Exclude the pictures, then copy all remaining records exactly.

[Start Data excerpts]

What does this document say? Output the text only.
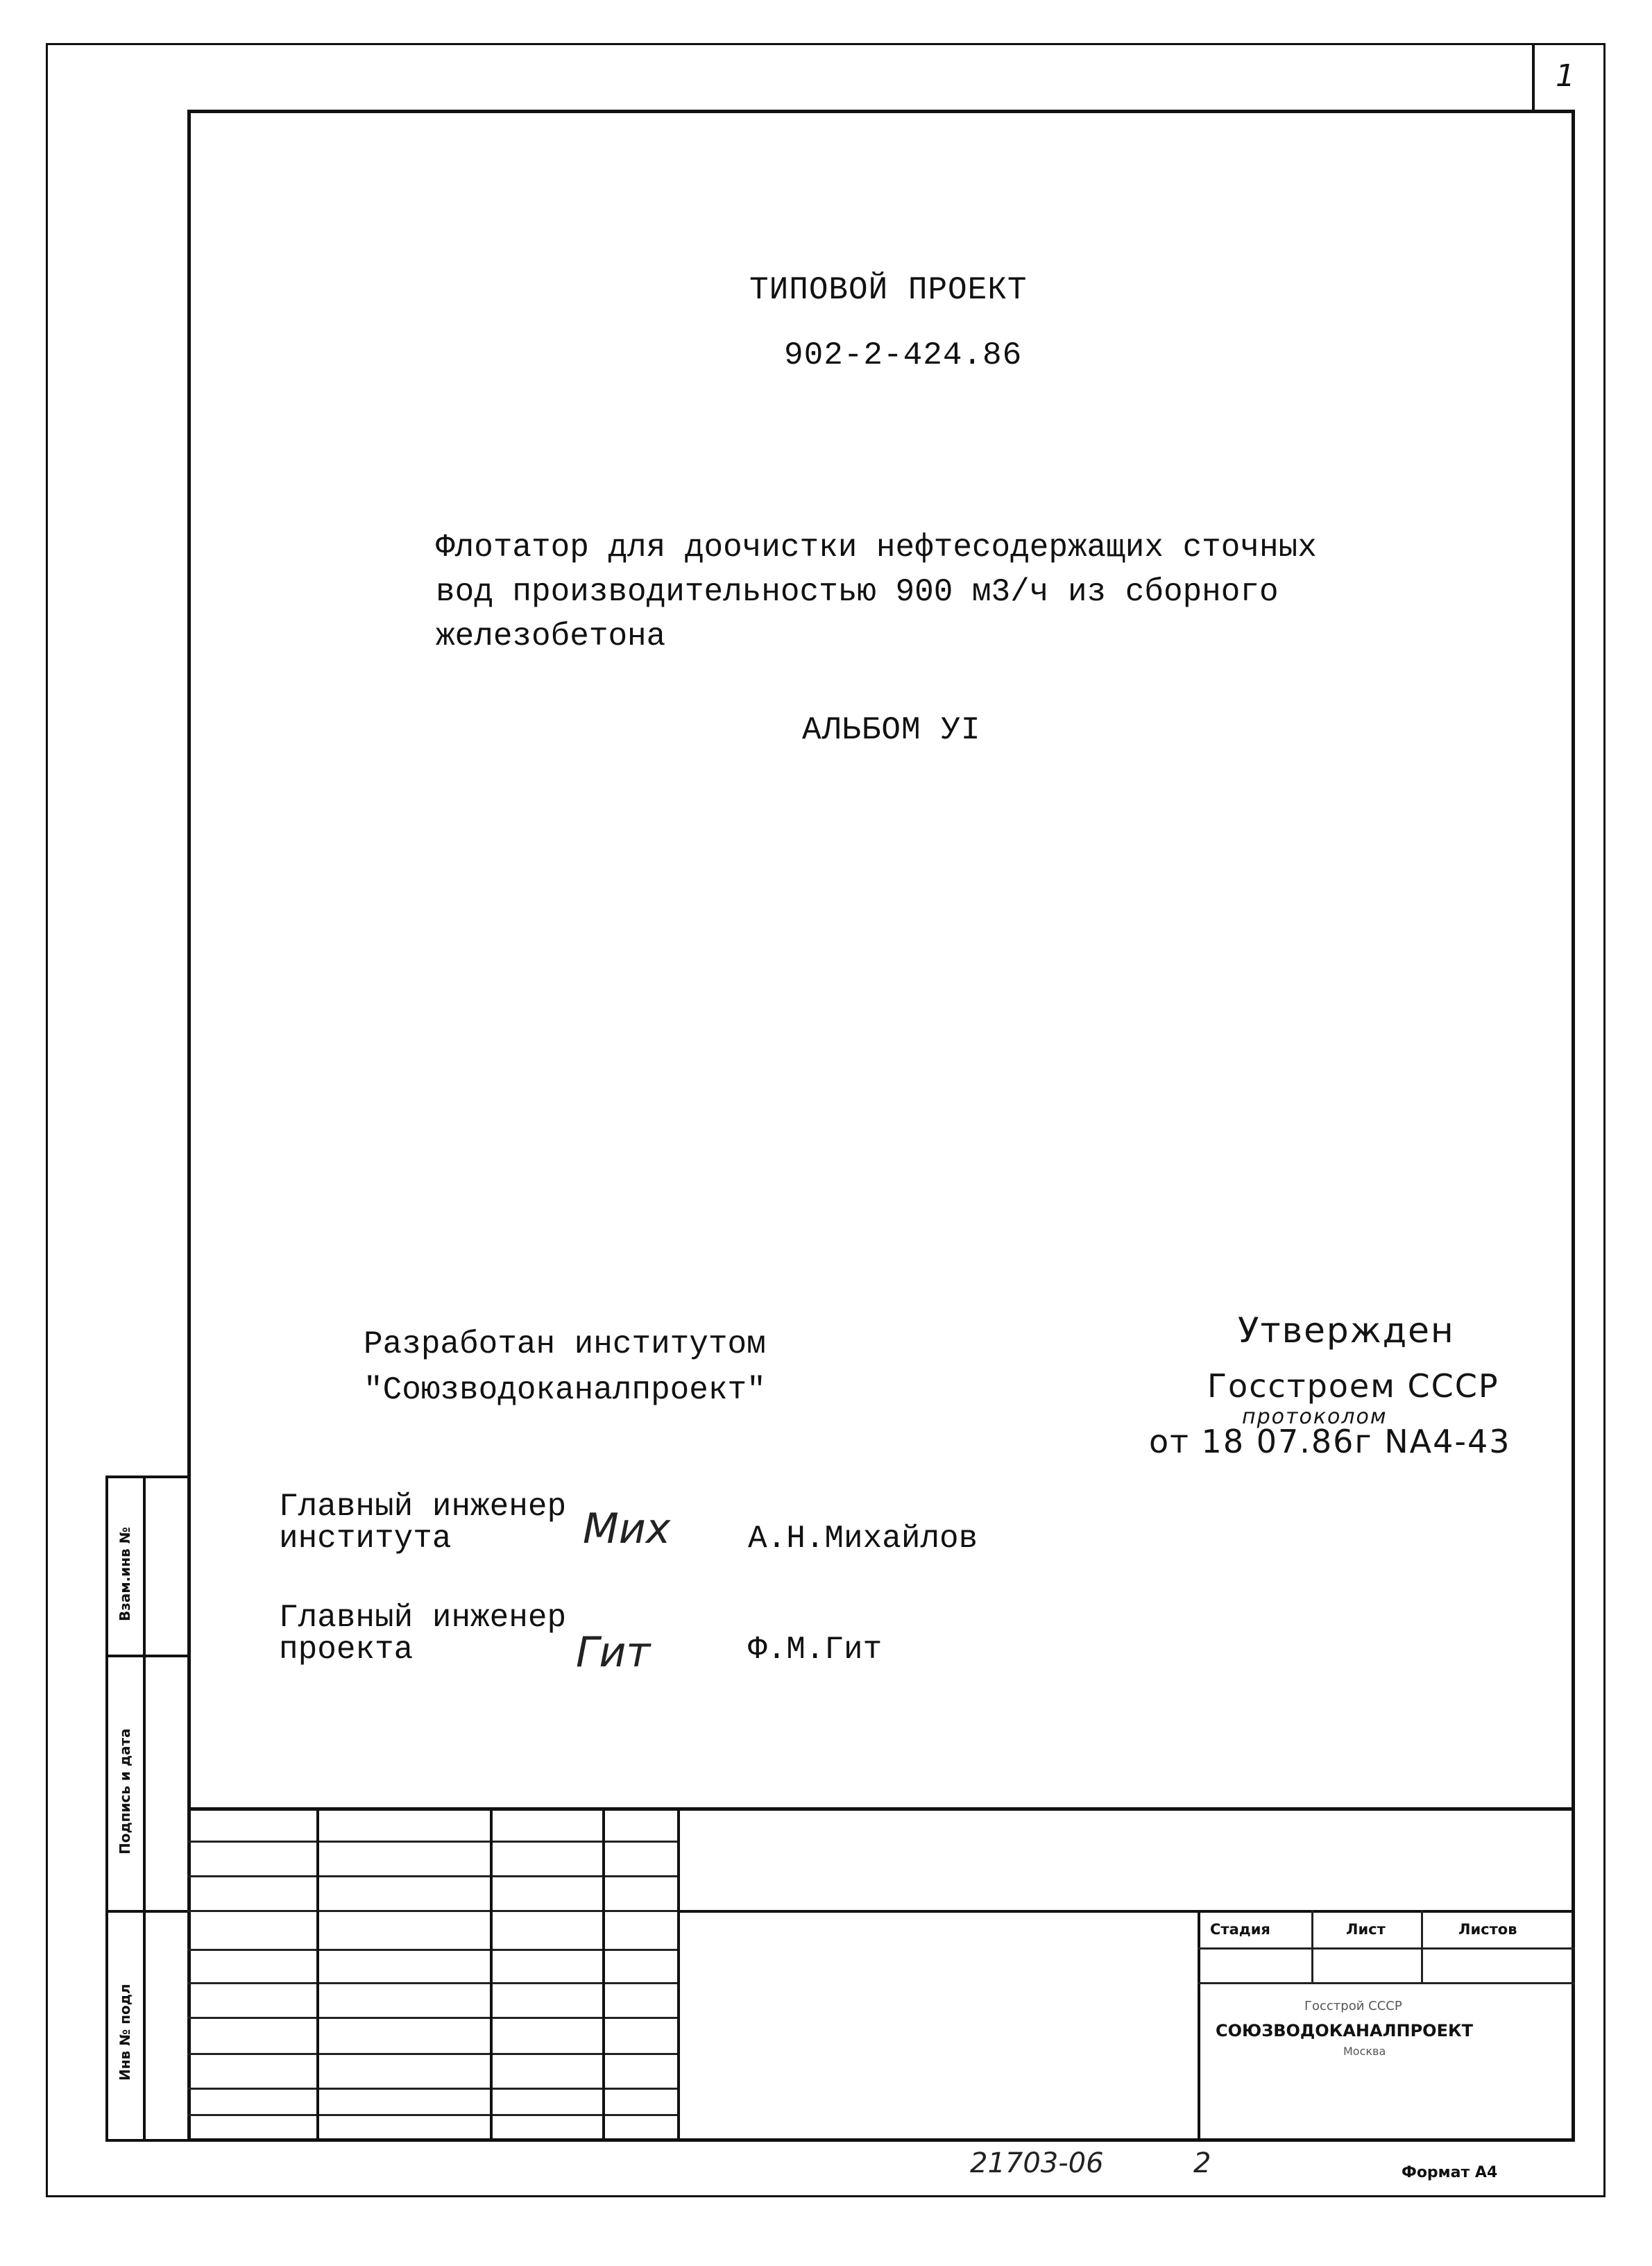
1
ТИПОВОЙ ПРОЕКТ
902-2-424.86
Флотатор для доочистки нефтесодержащих сточных
вод производительностью 900 м3/ч из сборного
железобетона
АЛЬБОМ УI
Разработан институтом
"Союзводоканалпроект"
Утвержден
Госстроем СССР
протоколом
от 18 07.86г NА4-43
Главный инженер
института	Мих А.Н.Михайлов
Главный инженер
проекта	Гит	Ф.М.Гит
Взам.инв №
Подпись и дата
Инв № подл
Стадия	Лист	Листов
Госстрой СССР
СОЮЗВОДОКАНАЛПРОЕКТ
Москва
21703-06	2	Формат А4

[End Data excerpts]

▶ Problem solution
What does this document say? Output the text only.
1
ТИПОВОЙ ПРОЕКТ
902-2-424.86
Флотатор для доочистки нефтесодержащих сточных
вод производительностью 900 м3/ч из сборного
железобетона
АЛЬБОМ УI
Разработан институтом
"Союзводоканалпроект"
Утвержден
Госстроем СССР
протоколом
от 18 07.86г NА4-43
Главный инженер
института	Мих А.Н.Михайлов
Главный инженер
проекта	Гит	Ф.М.Гит
Взам.инв №
Подпись и дата
Инв № подл
Стадия	Лист	Листов
Госстрой СССР
СОЮЗВОДОКАНАЛПРОЕКТ
Москва
21703-06	2	Формат А4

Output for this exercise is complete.